* **What is being asked**
Can you rewrite the data as a JSON list of strings, one string per line with blank lines left out, covering only the lines from the very first one through the line with "- Point: [415, 660, 437, 674]", both included?
════════════════════
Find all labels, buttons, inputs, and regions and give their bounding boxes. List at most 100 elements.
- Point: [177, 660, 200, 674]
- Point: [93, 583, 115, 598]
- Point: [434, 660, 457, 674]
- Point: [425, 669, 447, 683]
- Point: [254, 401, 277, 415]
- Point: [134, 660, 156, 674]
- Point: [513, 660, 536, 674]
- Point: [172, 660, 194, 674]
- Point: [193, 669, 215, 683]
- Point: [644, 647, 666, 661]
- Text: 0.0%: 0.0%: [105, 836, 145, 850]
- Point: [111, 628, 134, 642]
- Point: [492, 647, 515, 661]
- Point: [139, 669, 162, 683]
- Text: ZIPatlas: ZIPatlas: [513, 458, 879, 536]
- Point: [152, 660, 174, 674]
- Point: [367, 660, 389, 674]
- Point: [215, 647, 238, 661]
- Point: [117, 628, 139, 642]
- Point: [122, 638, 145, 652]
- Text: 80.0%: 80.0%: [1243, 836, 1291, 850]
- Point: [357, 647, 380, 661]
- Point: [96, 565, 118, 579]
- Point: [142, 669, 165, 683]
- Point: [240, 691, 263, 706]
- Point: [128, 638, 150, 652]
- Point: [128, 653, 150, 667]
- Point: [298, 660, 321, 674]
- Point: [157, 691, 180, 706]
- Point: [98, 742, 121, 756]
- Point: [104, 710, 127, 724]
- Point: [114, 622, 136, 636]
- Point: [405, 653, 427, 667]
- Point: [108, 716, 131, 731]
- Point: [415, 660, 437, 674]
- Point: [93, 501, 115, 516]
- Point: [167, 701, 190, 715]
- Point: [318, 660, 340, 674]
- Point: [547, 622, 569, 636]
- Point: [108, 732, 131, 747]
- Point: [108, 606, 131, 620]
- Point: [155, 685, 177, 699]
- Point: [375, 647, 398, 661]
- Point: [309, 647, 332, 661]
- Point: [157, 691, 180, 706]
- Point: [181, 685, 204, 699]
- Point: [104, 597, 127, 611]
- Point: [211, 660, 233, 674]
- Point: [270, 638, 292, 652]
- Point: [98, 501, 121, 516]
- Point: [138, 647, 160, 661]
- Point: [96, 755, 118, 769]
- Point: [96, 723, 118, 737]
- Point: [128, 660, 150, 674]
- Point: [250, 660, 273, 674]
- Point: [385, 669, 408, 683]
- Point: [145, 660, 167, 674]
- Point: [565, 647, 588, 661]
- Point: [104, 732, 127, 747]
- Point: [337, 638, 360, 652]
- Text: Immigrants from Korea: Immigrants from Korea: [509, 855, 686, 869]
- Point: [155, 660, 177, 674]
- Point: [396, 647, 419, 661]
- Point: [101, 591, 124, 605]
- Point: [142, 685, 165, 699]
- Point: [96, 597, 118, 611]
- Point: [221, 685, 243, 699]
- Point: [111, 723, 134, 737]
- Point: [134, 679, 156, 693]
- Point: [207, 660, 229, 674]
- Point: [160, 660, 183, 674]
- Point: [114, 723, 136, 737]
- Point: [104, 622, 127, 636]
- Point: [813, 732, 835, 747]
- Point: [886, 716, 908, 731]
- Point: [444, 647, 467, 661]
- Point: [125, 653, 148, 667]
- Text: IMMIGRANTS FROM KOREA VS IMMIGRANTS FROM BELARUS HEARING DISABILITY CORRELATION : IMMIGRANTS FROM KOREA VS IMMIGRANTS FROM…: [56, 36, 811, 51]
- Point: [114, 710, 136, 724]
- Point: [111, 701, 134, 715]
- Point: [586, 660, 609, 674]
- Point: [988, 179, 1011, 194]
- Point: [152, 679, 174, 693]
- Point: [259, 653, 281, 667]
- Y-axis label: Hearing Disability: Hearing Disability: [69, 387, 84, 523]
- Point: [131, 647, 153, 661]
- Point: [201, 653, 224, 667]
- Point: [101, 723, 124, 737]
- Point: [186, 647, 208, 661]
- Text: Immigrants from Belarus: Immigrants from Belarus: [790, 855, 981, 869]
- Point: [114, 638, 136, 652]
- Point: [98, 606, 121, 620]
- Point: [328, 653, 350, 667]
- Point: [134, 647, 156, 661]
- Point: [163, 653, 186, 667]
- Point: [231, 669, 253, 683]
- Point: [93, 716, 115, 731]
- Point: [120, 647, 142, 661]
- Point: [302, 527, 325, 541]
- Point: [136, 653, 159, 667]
════════════════════
* **Reply to the exercise**
[
  "Find all labels, buttons, inputs, and regions and give their bounding boxes. List at most 100 elements.",
  "- Point: [177, 660, 200, 674]",
  "- Point: [93, 583, 115, 598]",
  "- Point: [434, 660, 457, 674]",
  "- Point: [425, 669, 447, 683]",
  "- Point: [254, 401, 277, 415]",
  "- Point: [134, 660, 156, 674]",
  "- Point: [513, 660, 536, 674]",
  "- Point: [172, 660, 194, 674]",
  "- Point: [193, 669, 215, 683]",
  "- Point: [644, 647, 666, 661]",
  "- Text: 0.0%: 0.0%: [105, 836, 145, 850]",
  "- Point: [111, 628, 134, 642]",
  "- Point: [492, 647, 515, 661]",
  "- Point: [139, 669, 162, 683]",
  "- Text: ZIPatlas: ZIPatlas: [513, 458, 879, 536]",
  "- Point: [152, 660, 174, 674]",
  "- Point: [367, 660, 389, 674]",
  "- Point: [215, 647, 238, 661]",
  "- Point: [117, 628, 139, 642]",
  "- Point: [122, 638, 145, 652]",
  "- Text: 80.0%: 80.0%: [1243, 836, 1291, 850]",
  "- Point: [357, 647, 380, 661]",
  "- Point: [96, 565, 118, 579]",
  "- Point: [142, 669, 165, 683]",
  "- Point: [240, 691, 263, 706]",
  "- Point: [128, 638, 150, 652]",
  "- Point: [128, 653, 150, 667]",
  "- Point: [298, 660, 321, 674]",
  "- Point: [157, 691, 180, 706]",
  "- Point: [98, 742, 121, 756]",
  "- Point: [104, 710, 127, 724]",
  "- Point: [114, 622, 136, 636]",
  "- Point: [405, 653, 427, 667]",
  "- Point: [108, 716, 131, 731]",
  "- Point: [415, 660, 437, 674]"
]